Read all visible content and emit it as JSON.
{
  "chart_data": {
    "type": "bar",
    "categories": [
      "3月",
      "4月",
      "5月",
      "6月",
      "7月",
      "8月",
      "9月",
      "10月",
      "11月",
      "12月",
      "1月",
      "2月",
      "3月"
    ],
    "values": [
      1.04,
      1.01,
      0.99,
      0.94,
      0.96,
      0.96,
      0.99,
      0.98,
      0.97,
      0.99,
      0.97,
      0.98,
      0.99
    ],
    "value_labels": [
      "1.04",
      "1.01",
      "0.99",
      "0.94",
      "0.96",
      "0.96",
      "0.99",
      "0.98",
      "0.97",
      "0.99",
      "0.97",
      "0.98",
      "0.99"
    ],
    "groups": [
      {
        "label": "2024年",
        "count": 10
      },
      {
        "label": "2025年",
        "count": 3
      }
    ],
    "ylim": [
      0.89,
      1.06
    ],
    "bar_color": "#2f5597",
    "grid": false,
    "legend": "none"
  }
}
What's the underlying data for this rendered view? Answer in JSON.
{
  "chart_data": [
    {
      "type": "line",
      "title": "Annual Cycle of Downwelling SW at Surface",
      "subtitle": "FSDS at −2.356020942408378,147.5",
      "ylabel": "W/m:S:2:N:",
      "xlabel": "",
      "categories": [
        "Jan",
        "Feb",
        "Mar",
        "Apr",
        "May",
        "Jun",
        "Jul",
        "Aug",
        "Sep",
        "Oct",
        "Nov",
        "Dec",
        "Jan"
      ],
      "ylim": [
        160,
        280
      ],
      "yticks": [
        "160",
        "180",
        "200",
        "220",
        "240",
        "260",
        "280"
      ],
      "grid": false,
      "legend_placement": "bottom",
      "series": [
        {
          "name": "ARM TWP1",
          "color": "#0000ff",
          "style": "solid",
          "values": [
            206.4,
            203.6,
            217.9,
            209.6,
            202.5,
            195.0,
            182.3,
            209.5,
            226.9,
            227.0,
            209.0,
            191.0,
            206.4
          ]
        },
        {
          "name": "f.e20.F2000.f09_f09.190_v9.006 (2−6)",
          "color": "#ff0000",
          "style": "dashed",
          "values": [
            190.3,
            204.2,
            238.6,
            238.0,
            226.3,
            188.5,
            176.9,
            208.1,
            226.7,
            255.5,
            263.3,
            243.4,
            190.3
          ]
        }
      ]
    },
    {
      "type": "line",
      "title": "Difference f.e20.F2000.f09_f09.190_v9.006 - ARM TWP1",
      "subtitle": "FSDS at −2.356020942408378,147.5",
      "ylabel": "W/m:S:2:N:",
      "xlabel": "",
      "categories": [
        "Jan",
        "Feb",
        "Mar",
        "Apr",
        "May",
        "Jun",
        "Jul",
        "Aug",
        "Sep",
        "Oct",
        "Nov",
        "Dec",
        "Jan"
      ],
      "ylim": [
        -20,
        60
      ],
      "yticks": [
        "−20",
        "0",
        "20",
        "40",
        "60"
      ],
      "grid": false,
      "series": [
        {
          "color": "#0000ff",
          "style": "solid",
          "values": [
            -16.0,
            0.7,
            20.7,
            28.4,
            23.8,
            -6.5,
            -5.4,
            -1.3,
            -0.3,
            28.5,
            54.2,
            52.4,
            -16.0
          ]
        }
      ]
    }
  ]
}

> [Work instructions]:
From the first line to the last, retype the data exactly.

> [Exercise answer]:
Read all visible content and emit it as JSON.
{
  "chart_data": {
    "type": "bar",
    "categories": [
      "3月",
      "4月",
      "5月",
      "6月",
      "7月",
      "8月",
      "9月",
      "10月",
      "11月",
      "12月",
      "1月",
      "2月",
      "3月"
    ],
    "values": [
      1.04,
      1.01,
      0.99,
      0.94,
      0.96,
      0.96,
      0.99,
      0.98,
      0.97,
      0.99,
      0.97,
      0.98,
      0.99
    ],
    "value_labels": [
      "1.04",
      "1.01",
      "0.99",
      "0.94",
      "0.96",
      "0.96",
      "0.99",
      "0.98",
      "0.97",
      "0.99",
      "0.97",
      "0.98",
      "0.99"
    ],
    "groups": [
      {
        "label": "2024年",
        "count": 10
      },
      {
        "label": "2025年",
        "count": 3
      }
    ],
    "ylim": [
      0.89,
      1.06
    ],
    "bar_color": "#2f5597",
    "grid": false,
    "legend": "none"
  }
}
What's the underlying data for this rendered view? Answer in JSON.
{
  "chart_data": [
    {
      "type": "line",
      "title": "Annual Cycle of Downwelling SW at Surface",
      "subtitle": "FSDS at −2.356020942408378,147.5",
      "ylabel": "W/m:S:2:N:",
      "xlabel": "",
      "categories": [
        "Jan",
        "Feb",
        "Mar",
        "Apr",
        "May",
        "Jun",
        "Jul",
        "Aug",
        "Sep",
        "Oct",
        "Nov",
        "Dec",
        "Jan"
      ],
      "ylim": [
        160,
        280
      ],
      "yticks": [
        "160",
        "180",
        "200",
        "220",
        "240",
        "260",
        "280"
      ],
      "grid": false,
      "legend_placement": "bottom",
      "series": [
        {
          "name": "ARM TWP1",
          "color": "#0000ff",
          "style": "solid",
          "values": [
            206.4,
            203.6,
            217.9,
            209.6,
            202.5,
            195.0,
            182.3,
            209.5,
            226.9,
            227.0,
            209.0,
            191.0,
            206.4
          ]
        },
        {
          "name": "f.e20.F2000.f09_f09.190_v9.006 (2−6)",
          "color": "#ff0000",
          "style": "dashed",
          "values": [
            190.3,
            204.2,
            238.6,
            238.0,
            226.3,
            188.5,
            176.9,
            208.1,
            226.7,
            255.5,
            263.3,
            243.4,
            190.3
          ]
        }
      ]
    },
    {
      "type": "line",
      "title": "Difference f.e20.F2000.f09_f09.190_v9.006 - ARM TWP1",
      "subtitle": "FSDS at −2.356020942408378,147.5",
      "ylabel": "W/m:S:2:N:",
      "xlabel": "",
      "categories": [
        "Jan",
        "Feb",
        "Mar",
        "Apr",
        "May",
        "Jun",
        "Jul",
        "Aug",
        "Sep",
        "Oct",
        "Nov",
        "Dec",
        "Jan"
      ],
      "ylim": [
        -20,
        60
      ],
      "yticks": [
        "−20",
        "0",
        "20",
        "40",
        "60"
      ],
      "grid": false,
      "series": [
        {
          "color": "#0000ff",
          "style": "solid",
          "values": [
            -16.0,
            0.7,
            20.7,
            28.4,
            23.8,
            -6.5,
            -5.4,
            -1.3,
            -0.3,
            28.5,
            54.2,
            52.4,
            -16.0
          ]
        }
      ]
    }
  ]
}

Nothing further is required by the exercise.